**Stated goal**
Copy each line of the entries that contains the word "Torrents".

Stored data
* Start *

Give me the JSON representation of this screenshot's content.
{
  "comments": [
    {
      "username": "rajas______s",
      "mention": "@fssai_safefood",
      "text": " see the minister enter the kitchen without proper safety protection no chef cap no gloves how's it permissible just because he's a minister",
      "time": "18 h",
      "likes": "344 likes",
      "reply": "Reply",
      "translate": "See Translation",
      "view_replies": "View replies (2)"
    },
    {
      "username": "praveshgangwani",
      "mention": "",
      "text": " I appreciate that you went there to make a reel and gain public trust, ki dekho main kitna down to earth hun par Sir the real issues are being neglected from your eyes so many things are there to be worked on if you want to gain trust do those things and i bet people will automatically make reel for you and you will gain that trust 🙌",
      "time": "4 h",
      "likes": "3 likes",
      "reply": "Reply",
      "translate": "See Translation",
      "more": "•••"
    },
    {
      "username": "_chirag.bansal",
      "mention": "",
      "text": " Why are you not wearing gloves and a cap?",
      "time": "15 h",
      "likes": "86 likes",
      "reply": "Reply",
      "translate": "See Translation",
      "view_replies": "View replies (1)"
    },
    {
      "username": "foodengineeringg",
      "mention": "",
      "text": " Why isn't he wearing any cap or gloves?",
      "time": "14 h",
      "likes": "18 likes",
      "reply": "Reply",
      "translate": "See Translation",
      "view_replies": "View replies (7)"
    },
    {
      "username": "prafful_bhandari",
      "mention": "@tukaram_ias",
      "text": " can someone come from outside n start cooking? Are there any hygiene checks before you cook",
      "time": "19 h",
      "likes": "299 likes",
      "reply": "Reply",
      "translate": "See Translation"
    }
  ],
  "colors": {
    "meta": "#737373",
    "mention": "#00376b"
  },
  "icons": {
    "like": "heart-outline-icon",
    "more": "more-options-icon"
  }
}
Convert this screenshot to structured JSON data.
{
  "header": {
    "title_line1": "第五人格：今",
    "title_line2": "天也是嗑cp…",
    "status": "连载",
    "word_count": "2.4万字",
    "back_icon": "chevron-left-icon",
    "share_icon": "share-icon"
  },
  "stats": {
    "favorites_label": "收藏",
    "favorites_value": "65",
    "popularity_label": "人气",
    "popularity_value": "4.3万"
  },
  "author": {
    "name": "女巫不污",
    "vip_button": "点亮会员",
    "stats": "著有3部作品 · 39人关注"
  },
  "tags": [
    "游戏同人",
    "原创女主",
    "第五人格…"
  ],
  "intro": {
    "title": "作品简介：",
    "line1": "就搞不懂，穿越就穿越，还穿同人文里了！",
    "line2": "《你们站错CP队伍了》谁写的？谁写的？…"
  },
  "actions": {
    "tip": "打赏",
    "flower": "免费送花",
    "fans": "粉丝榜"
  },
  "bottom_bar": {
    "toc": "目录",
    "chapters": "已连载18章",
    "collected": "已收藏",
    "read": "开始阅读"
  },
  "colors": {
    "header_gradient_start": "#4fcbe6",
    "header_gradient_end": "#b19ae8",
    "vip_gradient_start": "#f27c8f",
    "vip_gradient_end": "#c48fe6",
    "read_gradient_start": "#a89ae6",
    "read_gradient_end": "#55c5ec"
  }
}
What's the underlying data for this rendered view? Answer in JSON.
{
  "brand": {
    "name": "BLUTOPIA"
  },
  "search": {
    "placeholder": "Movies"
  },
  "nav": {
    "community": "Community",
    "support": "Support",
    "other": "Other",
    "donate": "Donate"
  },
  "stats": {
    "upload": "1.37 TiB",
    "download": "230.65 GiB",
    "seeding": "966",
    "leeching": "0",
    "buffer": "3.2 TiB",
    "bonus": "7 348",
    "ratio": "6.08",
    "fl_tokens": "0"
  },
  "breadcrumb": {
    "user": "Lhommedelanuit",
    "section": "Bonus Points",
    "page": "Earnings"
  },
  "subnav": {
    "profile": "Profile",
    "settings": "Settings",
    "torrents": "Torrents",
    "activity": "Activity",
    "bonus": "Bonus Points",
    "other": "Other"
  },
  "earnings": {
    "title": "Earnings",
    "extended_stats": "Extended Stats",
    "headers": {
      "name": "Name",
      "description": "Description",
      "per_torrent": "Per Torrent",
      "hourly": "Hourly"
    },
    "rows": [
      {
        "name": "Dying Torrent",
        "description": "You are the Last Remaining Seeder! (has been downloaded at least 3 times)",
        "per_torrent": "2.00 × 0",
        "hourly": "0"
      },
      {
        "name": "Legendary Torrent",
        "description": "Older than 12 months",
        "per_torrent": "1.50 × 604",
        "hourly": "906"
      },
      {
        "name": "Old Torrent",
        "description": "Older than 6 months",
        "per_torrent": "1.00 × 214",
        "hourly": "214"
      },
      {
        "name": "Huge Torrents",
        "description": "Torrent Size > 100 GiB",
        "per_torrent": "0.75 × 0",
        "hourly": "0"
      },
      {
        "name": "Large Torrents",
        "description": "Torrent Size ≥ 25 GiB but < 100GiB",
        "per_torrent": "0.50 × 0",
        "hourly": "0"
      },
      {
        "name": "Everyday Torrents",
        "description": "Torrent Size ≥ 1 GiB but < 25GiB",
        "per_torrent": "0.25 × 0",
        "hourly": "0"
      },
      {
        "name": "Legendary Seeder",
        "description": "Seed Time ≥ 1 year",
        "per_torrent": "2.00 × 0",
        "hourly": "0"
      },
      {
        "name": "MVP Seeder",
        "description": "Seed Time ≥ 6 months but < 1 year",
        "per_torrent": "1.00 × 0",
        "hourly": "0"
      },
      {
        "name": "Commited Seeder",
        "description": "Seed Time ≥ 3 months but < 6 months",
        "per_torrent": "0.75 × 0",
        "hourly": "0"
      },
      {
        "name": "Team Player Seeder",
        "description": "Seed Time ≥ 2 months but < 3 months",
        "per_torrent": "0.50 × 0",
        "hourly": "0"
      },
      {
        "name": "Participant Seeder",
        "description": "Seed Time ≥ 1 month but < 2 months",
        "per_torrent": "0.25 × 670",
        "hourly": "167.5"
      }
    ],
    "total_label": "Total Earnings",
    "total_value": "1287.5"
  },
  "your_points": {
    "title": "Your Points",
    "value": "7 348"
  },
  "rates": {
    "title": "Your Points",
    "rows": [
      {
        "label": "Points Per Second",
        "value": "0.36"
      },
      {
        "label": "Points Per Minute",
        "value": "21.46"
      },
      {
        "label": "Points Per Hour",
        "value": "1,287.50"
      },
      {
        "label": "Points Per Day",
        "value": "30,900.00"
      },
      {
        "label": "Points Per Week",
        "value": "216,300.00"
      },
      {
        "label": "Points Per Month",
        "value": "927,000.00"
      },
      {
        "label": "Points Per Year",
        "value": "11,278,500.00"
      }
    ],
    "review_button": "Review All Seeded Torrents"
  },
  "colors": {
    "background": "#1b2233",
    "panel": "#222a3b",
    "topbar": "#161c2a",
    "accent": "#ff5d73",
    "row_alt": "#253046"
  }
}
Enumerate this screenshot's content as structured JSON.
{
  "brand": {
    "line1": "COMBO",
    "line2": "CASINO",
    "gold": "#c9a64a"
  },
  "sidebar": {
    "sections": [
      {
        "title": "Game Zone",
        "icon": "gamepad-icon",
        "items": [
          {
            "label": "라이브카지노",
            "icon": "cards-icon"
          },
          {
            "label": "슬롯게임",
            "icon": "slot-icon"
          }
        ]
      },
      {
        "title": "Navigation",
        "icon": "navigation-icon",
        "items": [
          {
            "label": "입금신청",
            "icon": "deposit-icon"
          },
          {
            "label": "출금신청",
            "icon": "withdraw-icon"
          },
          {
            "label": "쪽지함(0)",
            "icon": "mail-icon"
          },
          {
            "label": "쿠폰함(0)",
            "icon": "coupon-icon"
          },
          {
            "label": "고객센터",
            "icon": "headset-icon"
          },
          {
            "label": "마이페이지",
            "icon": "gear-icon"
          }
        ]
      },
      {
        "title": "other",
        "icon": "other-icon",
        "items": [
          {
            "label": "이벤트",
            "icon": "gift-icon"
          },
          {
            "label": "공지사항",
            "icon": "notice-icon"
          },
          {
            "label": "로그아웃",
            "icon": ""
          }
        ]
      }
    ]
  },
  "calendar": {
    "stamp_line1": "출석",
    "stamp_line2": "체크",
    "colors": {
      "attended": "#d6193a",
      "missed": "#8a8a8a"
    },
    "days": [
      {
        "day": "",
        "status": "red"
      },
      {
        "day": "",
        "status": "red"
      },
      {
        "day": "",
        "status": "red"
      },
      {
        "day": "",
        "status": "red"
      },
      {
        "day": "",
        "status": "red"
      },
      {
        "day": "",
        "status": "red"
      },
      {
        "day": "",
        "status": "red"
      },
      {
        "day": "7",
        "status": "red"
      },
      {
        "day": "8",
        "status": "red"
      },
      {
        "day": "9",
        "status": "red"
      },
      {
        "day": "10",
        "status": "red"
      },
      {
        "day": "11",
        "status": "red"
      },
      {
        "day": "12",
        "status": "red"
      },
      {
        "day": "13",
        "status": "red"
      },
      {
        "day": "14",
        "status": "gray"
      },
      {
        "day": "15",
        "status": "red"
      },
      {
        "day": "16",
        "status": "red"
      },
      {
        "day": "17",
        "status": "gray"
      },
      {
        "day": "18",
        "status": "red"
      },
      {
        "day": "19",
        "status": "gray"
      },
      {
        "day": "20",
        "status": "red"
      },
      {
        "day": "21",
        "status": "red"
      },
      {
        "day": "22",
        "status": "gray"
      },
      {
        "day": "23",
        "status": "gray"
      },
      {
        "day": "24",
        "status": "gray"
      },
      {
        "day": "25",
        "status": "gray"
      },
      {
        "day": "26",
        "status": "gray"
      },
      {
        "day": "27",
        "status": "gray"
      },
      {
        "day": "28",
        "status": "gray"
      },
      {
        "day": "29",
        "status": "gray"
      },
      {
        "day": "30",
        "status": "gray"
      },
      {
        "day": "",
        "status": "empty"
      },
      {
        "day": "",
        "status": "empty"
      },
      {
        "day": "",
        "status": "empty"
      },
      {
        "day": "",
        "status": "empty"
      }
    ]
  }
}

* End *

**Finished exercise**
    "torrents": "Torrents",
        "name": "Huge Torrents",
        "name": "Large Torrents",
        "name": "Everyday Torrents",
    "review_button": "Review All Seeded Torrents"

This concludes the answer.